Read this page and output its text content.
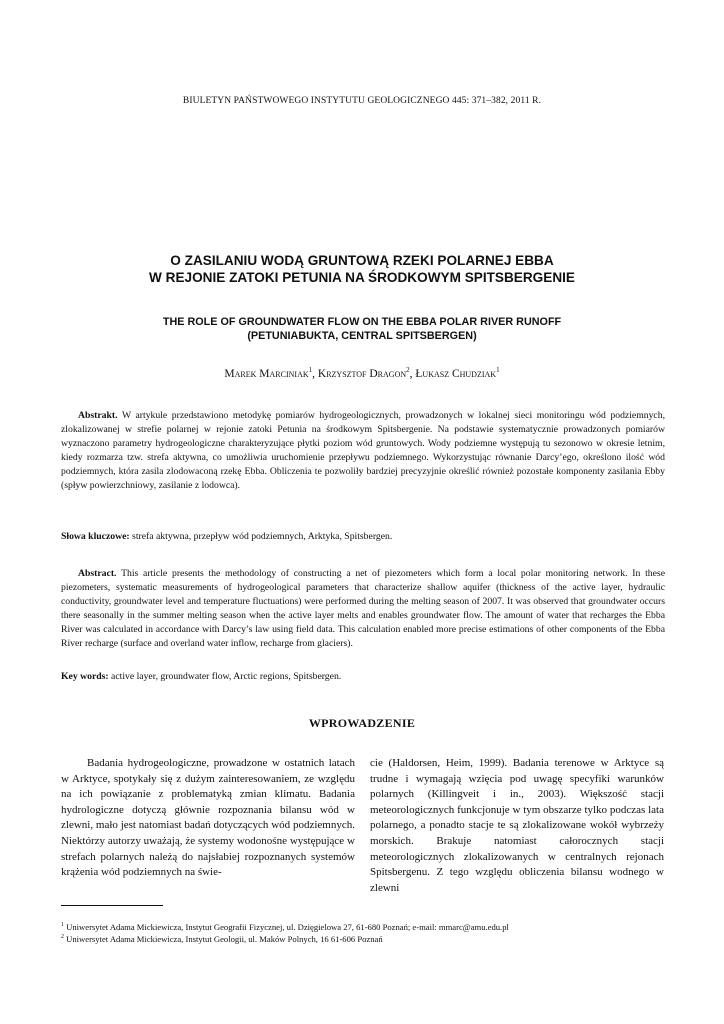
BIULETYN PAŃSTWOWEGO INSTYTUTU GEOLOGICZNEGO 445: 371–382, 2011 R.
O ZASILANIU WODĄ GRUNTOWĄ RZEKI POLARNEJ EBBA
W REJONIE ZATOKI PETUNIA NA ŚRODKOWYM SPITSBERGENIE
THE ROLE OF GROUNDWATER FLOW ON THE EBBA POLAR RIVER RUNOFF
(PETUNIABUKTA, CENTRAL SPITSBERGEN)
Marek Marciniak$^1$, Krzysztof Dragon$^2$, Łukasz Chudziak$^1$
Abstrakt. W artykule przedstawiono metodykę pomiarów hydrogeologicznych, prowadzonych w lokalnej sieci monitoringu wód podziemnych, zlokalizowanej w strefie polarnej w rejonie zatoki Petunia na środkowym Spitsbergenie. Na podstawie systematycznie prowadzonych pomiarów wyznaczono parametry hydrogeologiczne charakteryzujące płytki poziom wód gruntowych. Wody podziemne występują tu sezonowo w okresie letnim, kiedy rozmarza tzw. strefa aktywna, co umożliwia uruchomienie przepływu podziemnego. Wykorzystując równanie Darcy’ego, określono ilość wód podziemnych, która zasila zlodowaconą rzekę Ebba. Obliczenia te pozwoliły bardziej precyzyjnie określić również pozostałe komponenty zasilania Ebby (spływ powierzchniowy, zasilanie z lodowca).
Słowa kluczowe: strefa aktywna, przepływ wód podziemnych, Arktyka, Spitsbergen.
Abstract. This article presents the methodology of constructing a net of piezometers which form a local polar monitoring network. In these piezometers, systematic measurements of hydrogeological parameters that characterize shallow aquifer (thickness of the active layer, hydraulic conductivity, groundwater level and temperature fluctuations) were performed during the melting season of 2007. It was observed that groundwater occurs there seasonally in the summer melting season when the active layer melts and enables groundwater flow. The amount of water that recharges the Ebba River was calculated in accordance with Darcy’s law using field data. This calculation enabled more precise estimations of other components of the Ebba River recharge (surface and overland water inflow, recharge from glaciers).
Key words: active layer, groundwater flow, Arctic regions, Spitsbergen.
WPROWADZENIE
Badania hydrogeologiczne, prowadzone w ostatnich latach w Arktyce, spotykały się z dużym zainteresowaniem, ze względu na ich powiązanie z problematyką zmian klimatu. Badania hydrologiczne dotyczą głównie rozpoznania bilansu wód w zlewni, mało jest natomiast badań dotyczących wód podziemnych. Niektórzy autorzy uważają, że systemy wodonośne występujące w strefach polarnych należą do najsłabiej rozpoznanych systemów krążenia wód podziemnych na świe-
cie (Haldorsen, Heim, 1999). Badania terenowe w Arktyce są trudne i wymagają wzięcia pod uwagę specyfiki warunków polarnych (Killingveit i in., 2003). Większość stacji meteorologicznych funkcjonuje w tym obszarze tylko podczas lata polarnego, a ponadto stacje te są zlokalizowane wokół wybrzeży morskich. Brakuje natomiast całorocznych stacji meteorologicznych zlokalizowanych w centralnych rejonach Spitsbergenu. Z tego względu obliczenia bilansu wodnego w zlewni
$^1$ Uniwersytet Adama Mickiewicza, Instytut Geografii Fizycznej, ul. Dzięgielowa 27, 61-680 Poznań; e-mail: mmarc@amu.edu.pl
$^2$ Uniwersytet Adama Mickiewicza, Instytut Geologii, ul. Maków Polnych, 16 61-606 Poznań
++++++++++++++++++++
Exercise directions: Write out all the entries word for word, but skip any images.

Written solution:
Read this page and output its text content.
BIULETYN PAŃSTWOWEGO INSTYTUTU GEOLOGICZNEGO 445: 371–382, 2011 R.
O ZASILANIU WODĄ GRUNTOWĄ RZEKI POLARNEJ EBBA
W REJONIE ZATOKI PETUNIA NA ŚRODKOWYM SPITSBERGENIE
THE ROLE OF GROUNDWATER FLOW ON THE EBBA POLAR RIVER RUNOFF
(PETUNIABUKTA, CENTRAL SPITSBERGEN)
Marek Marciniak$^1$, Krzysztof Dragon$^2$, Łukasz Chudziak$^1$
Abstrakt. W artykule przedstawiono metodykę pomiarów hydrogeologicznych, prowadzonych w lokalnej sieci monitoringu wód podziemnych, zlokalizowanej w strefie polarnej w rejonie zatoki Petunia na środkowym Spitsbergenie. Na podstawie systematycznie prowadzonych pomiarów wyznaczono parametry hydrogeologiczne charakteryzujące płytki poziom wód gruntowych. Wody podziemne występują tu sezonowo w okresie letnim, kiedy rozmarza tzw. strefa aktywna, co umożliwia uruchomienie przepływu podziemnego. Wykorzystując równanie Darcy’ego, określono ilość wód podziemnych, która zasila zlodowaconą rzekę Ebba. Obliczenia te pozwoliły bardziej precyzyjnie określić również pozostałe komponenty zasilania Ebby (spływ powierzchniowy, zasilanie z lodowca).
Słowa kluczowe: strefa aktywna, przepływ wód podziemnych, Arktyka, Spitsbergen.
Abstract. This article presents the methodology of constructing a net of piezometers which form a local polar monitoring network. In these piezometers, systematic measurements of hydrogeological parameters that characterize shallow aquifer (thickness of the active layer, hydraulic conductivity, groundwater level and temperature fluctuations) were performed during the melting season of 2007. It was observed that groundwater occurs there seasonally in the summer melting season when the active layer melts and enables groundwater flow. The amount of water that recharges the Ebba River was calculated in accordance with Darcy’s law using field data. This calculation enabled more precise estimations of other components of the Ebba River recharge (surface and overland water inflow, recharge from glaciers).
Key words: active layer, groundwater flow, Arctic regions, Spitsbergen.
WPROWADZENIE
Badania hydrogeologiczne, prowadzone w ostatnich latach w Arktyce, spotykały się z dużym zainteresowaniem, ze względu na ich powiązanie z problematyką zmian klimatu. Badania hydrologiczne dotyczą głównie rozpoznania bilansu wód w zlewni, mało jest natomiast badań dotyczących wód podziemnych. Niektórzy autorzy uważają, że systemy wodonośne występujące w strefach polarnych należą do najsłabiej rozpoznanych systemów krążenia wód podziemnych na świe-
cie (Haldorsen, Heim, 1999). Badania terenowe w Arktyce są trudne i wymagają wzięcia pod uwagę specyfiki warunków polarnych (Killingveit i in., 2003). Większość stacji meteorologicznych funkcjonuje w tym obszarze tylko podczas lata polarnego, a ponadto stacje te są zlokalizowane wokół wybrzeży morskich. Brakuje natomiast całorocznych stacji meteorologicznych zlokalizowanych w centralnych rejonach Spitsbergenu. Z tego względu obliczenia bilansu wodnego w zlewni
$^1$ Uniwersytet Adama Mickiewicza, Instytut Geografii Fizycznej, ul. Dzięgielowa 27, 61-680 Poznań; e-mail: mmarc@amu.edu.pl
$^2$ Uniwersytet Adama Mickiewicza, Instytut Geologii, ul. Maków Polnych, 16 61-606 Poznań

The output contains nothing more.